* [Text shown]:
»»

RFR(XS): 8205195 NestedThreadsListHandleInErrorHandlingTest fails because hs_err doesn't contain _nested_thread_list_max

classic Classic list List threaded Threaded
8 messages Options
Reply | Threaded
Open this post in threaded view
|

RFR(XS): 8205195 NestedThreadsListHandleInErrorHandlingTest fails because hs_err doesn't contain _nested_thread_list_max

Daniel D. Daugherty
Greetings,

I have a fix for a recent (very rare) Thread-SMR related test failure.

Since the fix is related to the ErrorHandling tests and affects hs_err_pid
file generation, this code review is being sent to both the Runtime and
the Serviceability teams. Please make sure you reply-all to any responses
so we have complete review threads on both aliases.

Bug URL: https://bugs.openjdk.java.net/browse/JDK-8205195

Webrev URL: http://cr.openjdk.java.net/~dcubed/8205195-webrev/0-for-jdk-jdk/

The bug itself contains analysis about the root cause of the bug and
the comment updates to the code describes the no win scenario that the
hs_err_pid file generation code is in. Of course, I also have a comment
where I was able to harden the ErrorHandling tests. I did manage to
resist the urge to mention the "Kobiyashi Maru" [1] in the new comments.

Testing: Mach5 builds-tier1,jdk-tier1,jdk-tier2,hs-tier1,hs-tier2,hs-tier3
          on the usual Oracle platforms.

Thanks, in advance, for any comments, questions or suggestions.

Dan

[1] https://www.urbandictionary.com/define.php?term=Kobayashi%20Maru

Reply | Threaded
Open this post in threaded view
|

Re: RFR(XS): 8205195 NestedThreadsListHandleInErrorHandlingTest fails because hs_err doesn't contain _nested_thread_list_max

Daniel D. Daugherty
Thomas,

Thanks for the quick review.


On 6/21/18 2:53 AM, Thomas Stüfe wrote:
> Hi Daniel,
>
> yes, that is annoying.
>
> I am okay with your fix, if you want to push it in this form.

Thanks.


> But preparing the test crash in this way feels weird since the whole
> point of this exercise is to test error handling in close-to-real
> scenarios... but it sure does not hurt in this case.

Yup. This is definitely weird, but my goal is to reduce testing noise.

««

* [Given entries]:
»»

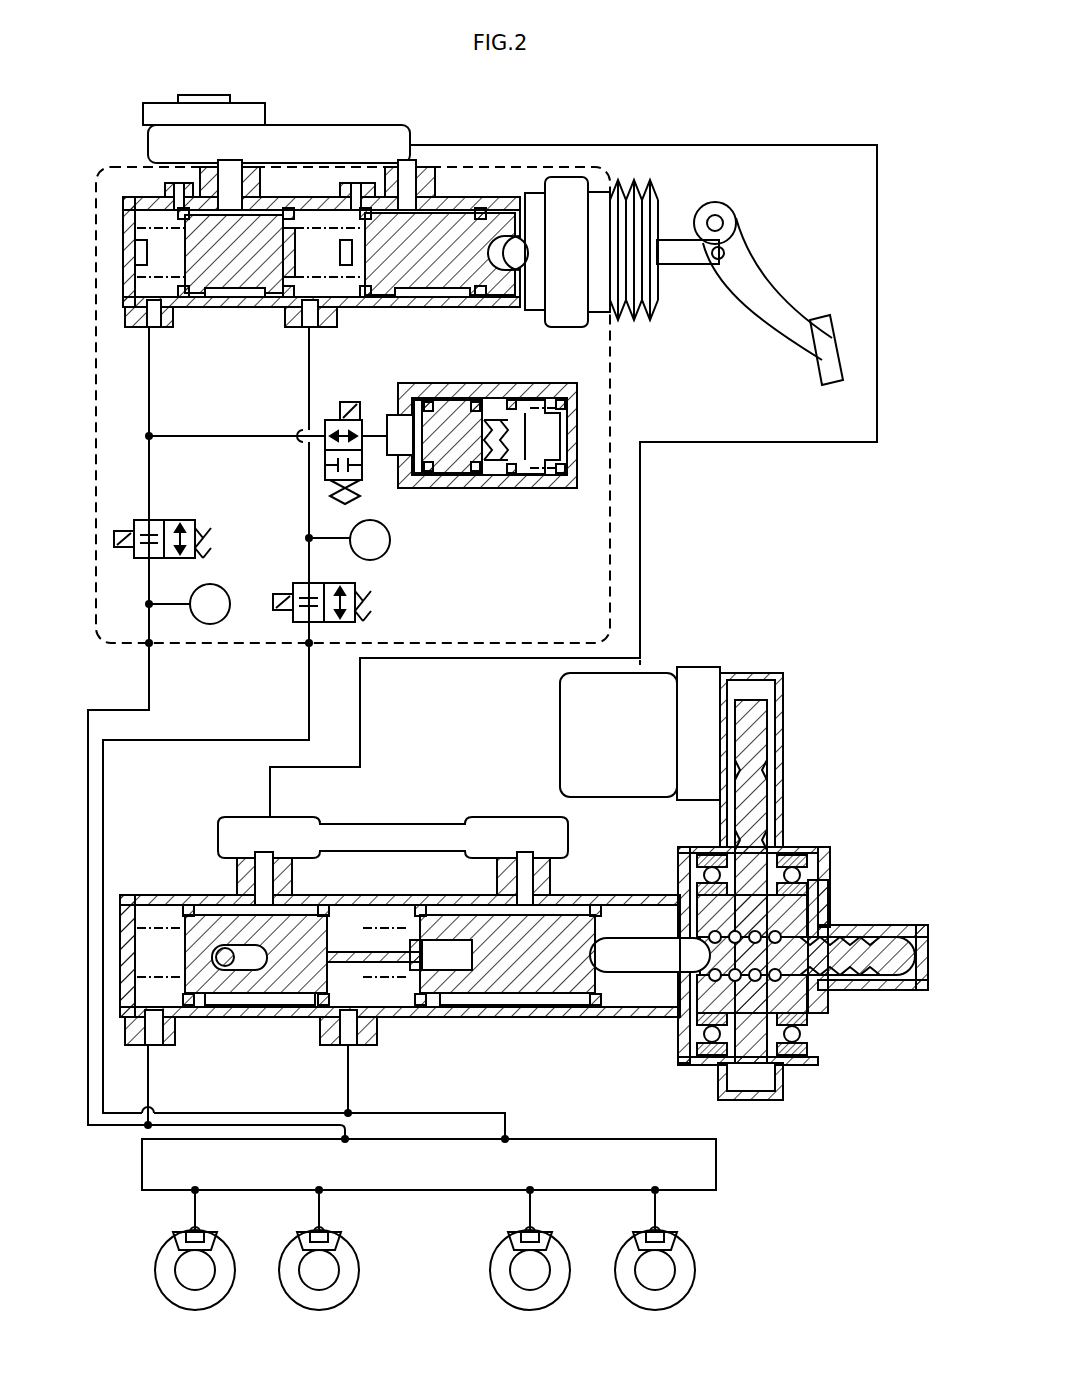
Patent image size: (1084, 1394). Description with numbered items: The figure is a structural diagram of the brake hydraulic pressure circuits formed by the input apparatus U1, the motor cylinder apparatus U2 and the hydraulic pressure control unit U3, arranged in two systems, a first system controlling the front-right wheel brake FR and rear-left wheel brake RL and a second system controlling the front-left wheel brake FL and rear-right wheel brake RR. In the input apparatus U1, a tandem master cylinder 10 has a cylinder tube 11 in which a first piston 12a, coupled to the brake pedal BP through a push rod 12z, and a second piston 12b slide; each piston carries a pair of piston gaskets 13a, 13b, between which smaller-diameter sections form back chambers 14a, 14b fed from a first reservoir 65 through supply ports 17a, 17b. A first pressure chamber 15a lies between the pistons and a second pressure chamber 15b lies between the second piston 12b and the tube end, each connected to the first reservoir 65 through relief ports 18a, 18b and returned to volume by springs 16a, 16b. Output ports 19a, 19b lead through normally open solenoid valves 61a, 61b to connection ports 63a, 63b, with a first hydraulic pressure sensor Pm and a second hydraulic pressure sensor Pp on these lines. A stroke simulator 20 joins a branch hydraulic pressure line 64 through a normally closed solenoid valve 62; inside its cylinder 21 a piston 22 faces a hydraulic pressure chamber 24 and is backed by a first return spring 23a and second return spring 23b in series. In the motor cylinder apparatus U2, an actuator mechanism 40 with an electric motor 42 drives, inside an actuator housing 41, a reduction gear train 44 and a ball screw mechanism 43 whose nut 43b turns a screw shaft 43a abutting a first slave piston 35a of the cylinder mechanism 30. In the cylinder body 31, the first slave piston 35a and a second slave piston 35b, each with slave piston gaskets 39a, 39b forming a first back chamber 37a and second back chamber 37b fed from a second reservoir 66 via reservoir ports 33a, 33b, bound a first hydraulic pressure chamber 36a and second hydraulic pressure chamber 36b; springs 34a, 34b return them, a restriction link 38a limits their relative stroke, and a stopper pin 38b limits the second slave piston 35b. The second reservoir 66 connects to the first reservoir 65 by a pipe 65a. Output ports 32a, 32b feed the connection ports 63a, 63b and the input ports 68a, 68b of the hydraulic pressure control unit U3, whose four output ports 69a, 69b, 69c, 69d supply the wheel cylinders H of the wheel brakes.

The master cylinder 10 is at (468, 188).
The cylinder tube 11 is at (497, 200).
The first piston 12a is at (430, 240).
The second piston 12b is at (250, 260).
The push rod 12z is at (518, 252).
The piston gasket 13a is at (260, 298).
The piston gasket 13b is at (186, 298).
The back chamber 14a is at (432, 294).
The back chamber 14b is at (250, 296).
The first pressure chamber 15a is at (325, 245).
The second pressure chamber 15b is at (152, 242).
The spring 16a is at (347, 240).
The spring 16b is at (122, 280).
The supply port 17a is at (410, 185).
The supply port 17b is at (240, 185).
The relief port 18a is at (358, 196).
The relief port 18b is at (180, 196).
The output port 19a is at (313, 322).
The output port 19b is at (156, 320).
The stroke simulator 20 is at (530, 376).
The cylinder 21 is at (452, 385).
The piston 22 is at (450, 445).
The first return spring 23a is at (510, 476).
The second return spring 23b is at (494, 460).
The hydraulic pressure chamber 24 is at (416, 470).
The cylinder mechanism 30 is at (592, 873).
The cylinder body 31 is at (628, 895).
The output port 32a is at (353, 1035).
The output port 32b is at (155, 1038).
The reservoir port 33a is at (512, 885).
The reservoir port 33b is at (248, 885).
The spring 34a is at (416, 938).
The spring 34b is at (127, 912).
The first slave piston 35a is at (552, 982).
The second slave piston 35b is at (296, 970).
The first hydraulic pressure chamber 36a is at (378, 942).
The second hydraulic pressure chamber 36b is at (162, 945).
The first back chamber 37a is at (505, 1005).
The second back chamber 37b is at (258, 1005).
The restriction link 38a is at (355, 950).
The stopper pin 38b is at (226, 968).
The slave piston gasket 39a is at (326, 1008).
The slave piston gasket 39b is at (190, 1008).
The actuator mechanism 40 is at (838, 852).
The actuator housing 41 is at (822, 890).
The electric motor 42 is at (560, 718).
The ball screw mechanism 43 is at (888, 938).
The screw shaft 43a is at (665, 965).
The nut 43b is at (828, 995).
The reduction gear train 44 is at (770, 785).
The normally open solenoid valve 61a is at (300, 583).
The normally open solenoid valve 61b is at (185, 518).
The normally closed solenoid valve 62 is at (357, 418).
The connection port 63a is at (305, 648).
The connection port 63b is at (150, 655).
The branch hydraulic pressure line 64 is at (150, 410).
The first reservoir 65 is at (148, 136).
The pipe 65a is at (641, 527).
The second reservoir 66 is at (428, 825).
The input port 68a is at (508, 1136).
The input port 68b is at (350, 1130).
The output port 69a is at (665, 1208).
The output port 69b is at (540, 1208).
The output port 69c is at (330, 1208).
The output port 69d is at (205, 1208).
The brake pedal BP is at (820, 322).
The input apparatus U1 is at (612, 378).
The motor cylinder apparatus U2 is at (802, 640).
The hydraulic pressure control unit U3 is at (718, 1165).
The first hydraulic pressure sensor Pm is at (347, 540).
The second hydraulic pressure sensor Pp is at (187, 604).
The wheel cylinder H is at (218, 1236).
The front-left wheel brake FL is at (232, 1278).
The rear-right wheel brake RR is at (356, 1278).
The rear-left wheel brake RL is at (567, 1278).
The front-right wheel brake FR is at (692, 1278).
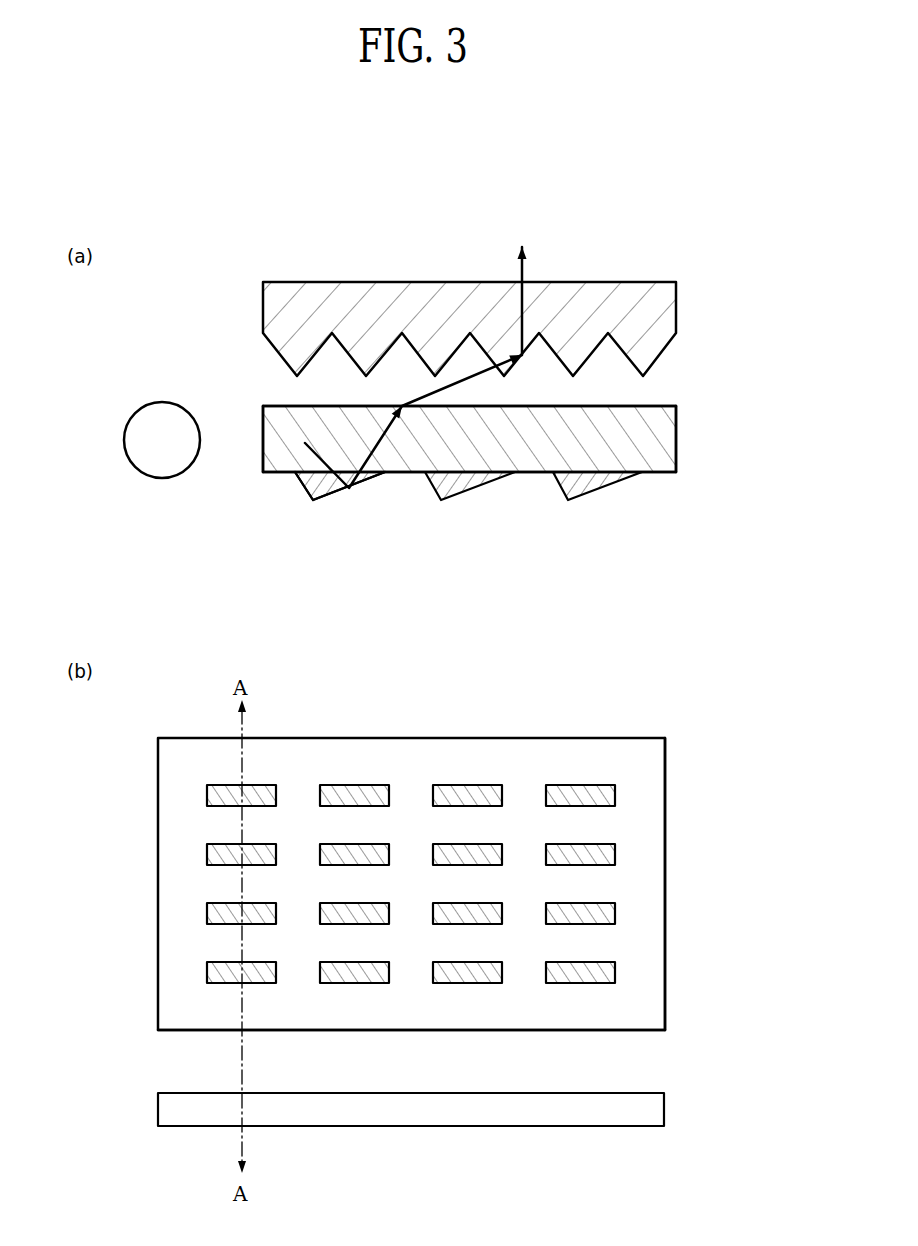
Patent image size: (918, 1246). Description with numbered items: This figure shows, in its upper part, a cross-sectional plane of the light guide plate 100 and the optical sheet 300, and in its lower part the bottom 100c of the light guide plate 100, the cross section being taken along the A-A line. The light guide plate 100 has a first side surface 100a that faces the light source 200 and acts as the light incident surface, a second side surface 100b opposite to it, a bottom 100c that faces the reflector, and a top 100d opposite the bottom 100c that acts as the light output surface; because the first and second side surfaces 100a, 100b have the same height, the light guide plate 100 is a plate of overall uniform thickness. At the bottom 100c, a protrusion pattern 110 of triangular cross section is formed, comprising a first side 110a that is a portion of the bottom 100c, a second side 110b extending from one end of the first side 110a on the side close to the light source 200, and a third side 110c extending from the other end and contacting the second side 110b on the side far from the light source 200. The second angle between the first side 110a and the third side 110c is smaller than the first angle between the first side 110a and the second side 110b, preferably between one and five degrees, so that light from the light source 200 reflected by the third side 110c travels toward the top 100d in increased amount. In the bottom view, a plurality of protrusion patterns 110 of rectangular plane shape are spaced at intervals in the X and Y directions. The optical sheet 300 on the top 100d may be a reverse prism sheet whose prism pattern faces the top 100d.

««

* [Objectives]:
1. In the code review thread, which two teams receive the review?
2. List every Mach5 testing tier named in the code review thread.
3. Pick up the code review thread after its last sentence and write its next part.

* [Task answers]:
1. The Runtime and Serviceability teams.

2. builds-tier1, jdk-tier1, jdk-tier2, hs-tier1, hs-tier2, hs-tier3

3.
I do acknowledge that the real world use of error reporting may run
into this failure mode which will suppress a section of hs_err_pid
output.


> Also, note that at different places we decide differently, see e.g.
> the "printing heap information" STEP - we omit locking Heap_lock in
> VMError::report() and only lock it in VMError::print_vm_info() (where
> we have no secondary signal handling and must not crash). So, in that
> case we are okay with risking a secondary crash in error handling.
> Probably there are just no regression tests for the heap information
> printout whose intermittent fails could annoy us :)

Yup. I recognized that when I wrote the Thread-SMR tests I was making
them picky enough to possible run into failure modes we never would
have detected before.


> My feeling is that I would like to see a solution at the test
> framework side. Maybe, if a test is marked as "may fail rarely and
> thats okay", the test framework could retry the test and only fail if
> the error happens again.

We currently don't have a way of tagging a test like that and I'm
not convinced that I would really want us to do that. However, this
particular bug truly falls into a no win scenario and that's a
different situation than I've encountered before.

Again, thanks for the review.

Dan


>
> Thanks, Thomas
>
>
>
> On Thu, Jun 21, 2018 at 2:18 AM, Daniel D. Daugherty
> <[hidden email]> wrote:
>> Greetings,
>>
>> I have a fix for a recent (very rare) Thread-SMR related test failure.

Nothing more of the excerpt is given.